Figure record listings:

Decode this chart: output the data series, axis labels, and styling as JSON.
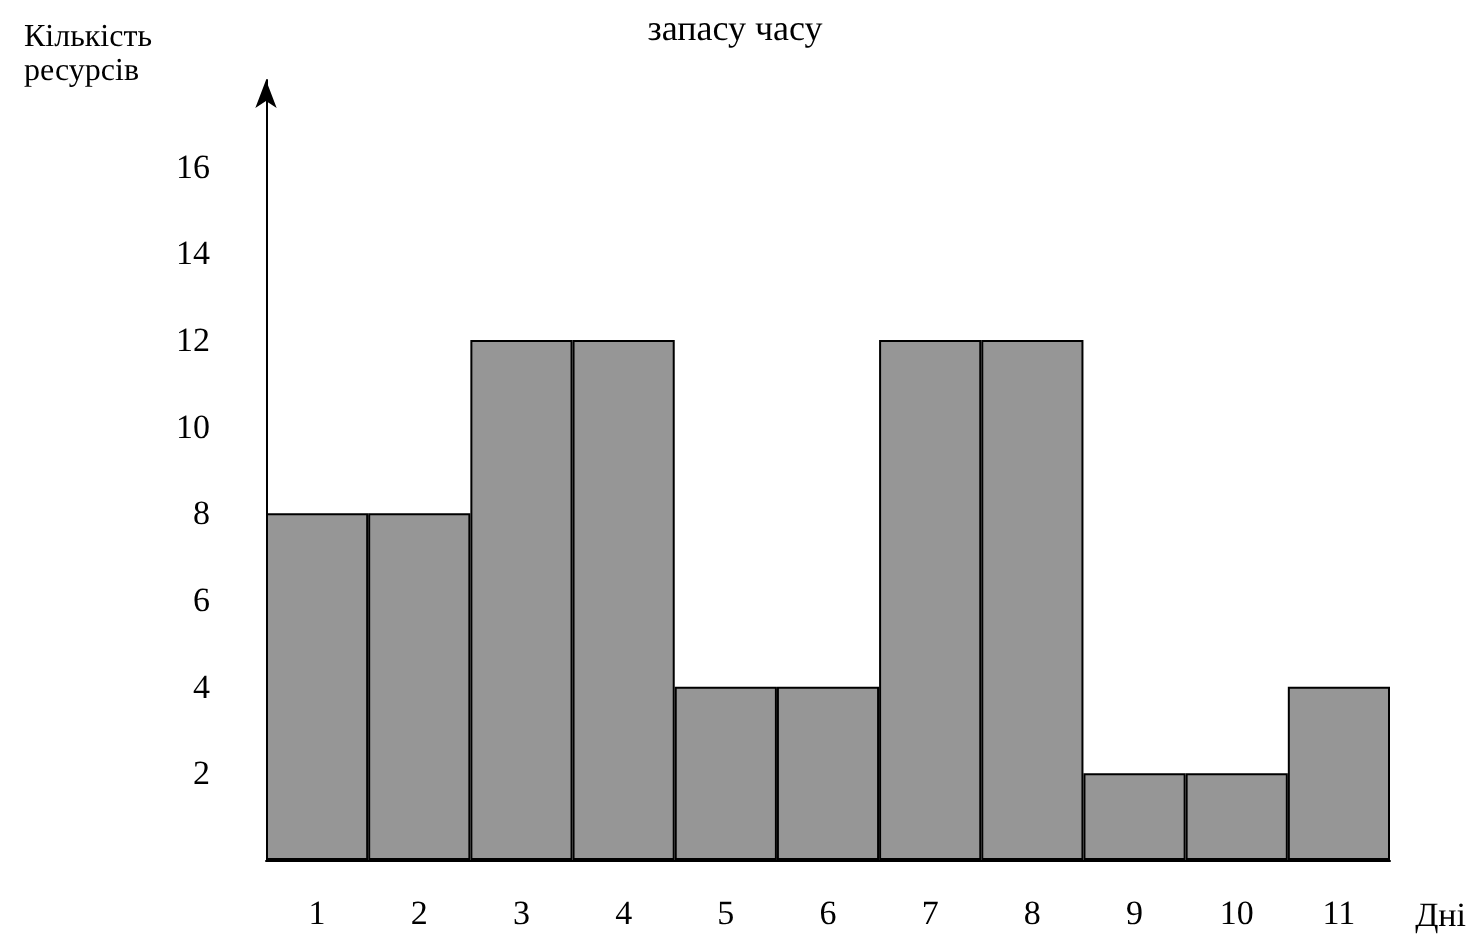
{
  "chart_data": {
    "type": "bar",
    "title": "запасу часу",
    "xlabel": "Дні",
    "ylabel": "Кількість ресурсів",
    "categories": [
      "1",
      "2",
      "3",
      "4",
      "5",
      "6",
      "7",
      "8",
      "9",
      "10",
      "11"
    ],
    "values": [
      8,
      8,
      12,
      12,
      4,
      4,
      12,
      12,
      2,
      2,
      4
    ],
    "color": "#969696",
    "ylim": [
      0,
      18
    ],
    "yticks": [
      2,
      4,
      6,
      8,
      10,
      12,
      14,
      16
    ],
    "grid": false
  }
}
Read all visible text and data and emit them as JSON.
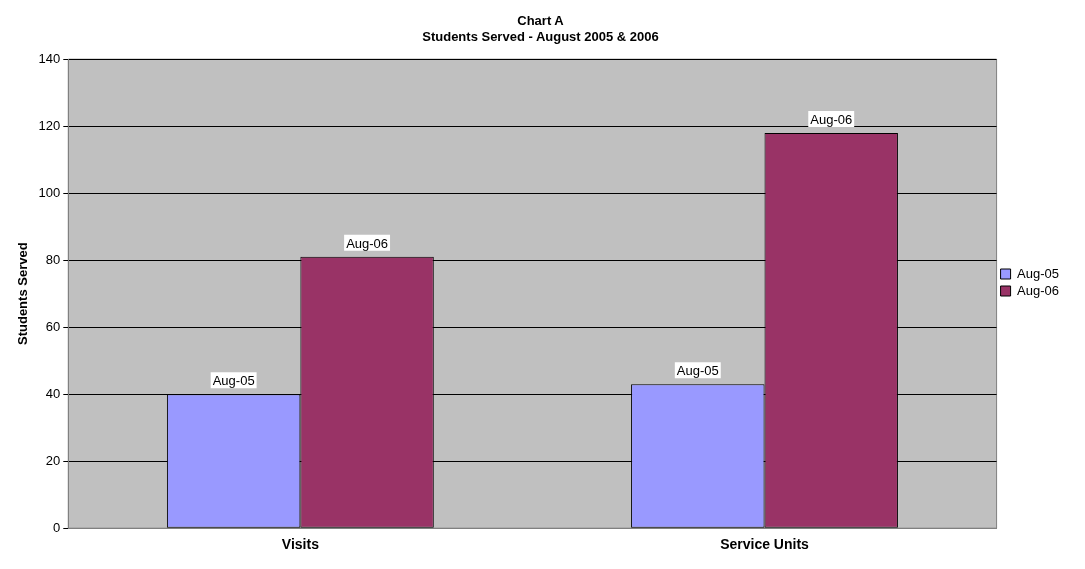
{
  "chart_data": {
    "type": "bar",
    "title": "Chart A",
    "subtitle": "Students Served - August 2005 & 2006",
    "ylabel": "Students Served",
    "categories": [
      "Visits",
      "Service Units"
    ],
    "series": [
      {
        "name": "Aug-05",
        "color": "#9999ff",
        "values": [
          40,
          43
        ],
        "value_labels": [
          "Aug-05",
          "Aug-05"
        ]
      },
      {
        "name": "Aug-06",
        "color": "#993366",
        "values": [
          81,
          118
        ],
        "value_labels": [
          "Aug-06",
          "Aug-06"
        ]
      }
    ],
    "ylim": [
      0,
      140
    ],
    "yticks": [
      0,
      20,
      40,
      60,
      80,
      100,
      120,
      140
    ],
    "grid": "y",
    "legend": "right"
  }
}
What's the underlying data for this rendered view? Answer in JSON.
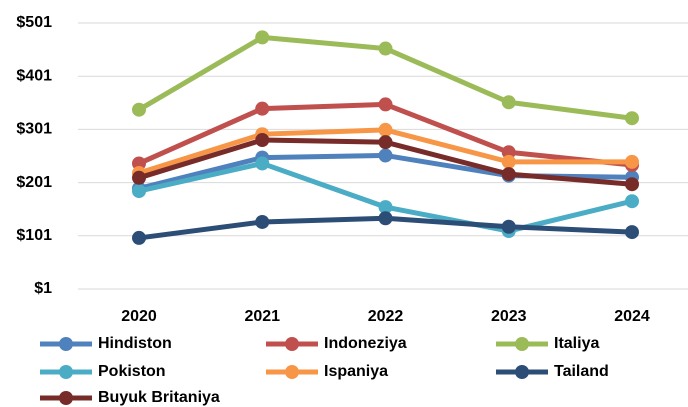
{
  "chart_data": {
    "type": "line",
    "categories": [
      "2020",
      "2021",
      "2022",
      "2023",
      "2024"
    ],
    "series": [
      {
        "name": "Hindiston",
        "color": "#4f81bd",
        "values": [
          190,
          248,
          252,
          214,
          211
        ]
      },
      {
        "name": "Indoneziya",
        "color": "#c0504d",
        "values": [
          237,
          340,
          348,
          258,
          234
        ]
      },
      {
        "name": "Italiya",
        "color": "#9bbb59",
        "values": [
          338,
          474,
          453,
          352,
          322
        ]
      },
      {
        "name": "Pokiston",
        "color": "#4bacc6",
        "values": [
          185,
          237,
          155,
          110,
          166
        ]
      },
      {
        "name": "Ispaniya",
        "color": "#f79646",
        "values": [
          219,
          292,
          300,
          240,
          240
        ]
      },
      {
        "name": "Tailand",
        "color": "#2c4d75",
        "values": [
          97,
          127,
          134,
          118,
          108
        ]
      },
      {
        "name": "Buyuk Britaniya",
        "color": "#772c2a",
        "values": [
          210,
          281,
          277,
          217,
          198
        ]
      }
    ],
    "ylim": [
      1,
      501
    ],
    "yticks": [
      {
        "value": 1,
        "label": "$1"
      },
      {
        "value": 101,
        "label": "$101"
      },
      {
        "value": 201,
        "label": "$201"
      },
      {
        "value": 301,
        "label": "$301"
      },
      {
        "value": 401,
        "label": "$401"
      },
      {
        "value": 501,
        "label": "$501"
      }
    ],
    "grid": true,
    "legend": "bottom"
  }
}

Problem statement =>
Print the records word for word and exclude any picture they hold.

The solution =>
Decode this chart: output the data series, axis labels, and styling as JSON.
{
  "chart_data": {
    "type": "bar",
    "title": "запасу часу",
    "xlabel": "Дні",
    "ylabel": "Кількість ресурсів",
    "categories": [
      "1",
      "2",
      "3",
      "4",
      "5",
      "6",
      "7",
      "8",
      "9",
      "10",
      "11"
    ],
    "values": [
      8,
      8,
      12,
      12,
      4,
      4,
      12,
      12,
      2,
      2,
      4
    ],
    "color": "#969696",
    "ylim": [
      0,
      18
    ],
    "yticks": [
      2,
      4,
      6,
      8,
      10,
      12,
      14,
      16
    ],
    "grid": false
  }
}
Read all visible text and data and emit them as JSON.
{
  "chart_data": {
    "type": "bar",
    "title": "Chart A",
    "subtitle": "Students Served - August 2005 & 2006",
    "ylabel": "Students Served",
    "categories": [
      "Visits",
      "Service Units"
    ],
    "series": [
      {
        "name": "Aug-05",
        "color": "#9999ff",
        "values": [
          40,
          43
        ],
        "value_labels": [
          "Aug-05",
          "Aug-05"
        ]
      },
      {
        "name": "Aug-06",
        "color": "#993366",
        "values": [
          81,
          118
        ],
        "value_labels": [
          "Aug-06",
          "Aug-06"
        ]
      }
    ],
    "ylim": [
      0,
      140
    ],
    "yticks": [
      0,
      20,
      40,
      60,
      80,
      100,
      120,
      140
    ],
    "grid": "y",
    "legend": "right"
  }
}
What's the underlying data for this rendered view? Answer in JSON.
{
  "chart_data": {
    "type": "line",
    "categories": [
      "2020",
      "2021",
      "2022",
      "2023",
      "2024"
    ],
    "series": [
      {
        "name": "Hindiston",
        "color": "#4f81bd",
        "values": [
          190,
          248,
          252,
          214,
          211
        ]
      },
      {
        "name": "Indoneziya",
        "color": "#c0504d",
        "values": [
          237,
          340,
          348,
          258,
          234
        ]
      },
      {
        "name": "Italiya",
        "color": "#9bbb59",
        "values": [
          338,
          474,
          453,
          352,
          322
        ]
      },
      {
        "name": "Pokiston",
        "color": "#4bacc6",
        "values": [
          185,
          237,
          155,
          110,
          166
        ]
      },
      {
        "name": "Ispaniya",
        "color": "#f79646",
        "values": [
          219,
          292,
          300,
          240,
          240
        ]
      },
      {
        "name": "Tailand",
        "color": "#2c4d75",
        "values": [
          97,
          127,
          134,
          118,
          108
        ]
      },
      {
        "name": "Buyuk Britaniya",
        "color": "#772c2a",
        "values": [
          210,
          281,
          277,
          217,
          198
        ]
      }
    ],
    "ylim": [
      1,
      501
    ],
    "yticks": [
      {
        "value": 1,
        "label": "$1"
      },
      {
        "value": 101,
        "label": "$101"
      },
      {
        "value": 201,
        "label": "$201"
      },
      {
        "value": 301,
        "label": "$301"
      },
      {
        "value": 401,
        "label": "$401"
      },
      {
        "value": 501,
        "label": "$501"
      }
    ],
    "grid": true,
    "legend": "bottom"
  }
}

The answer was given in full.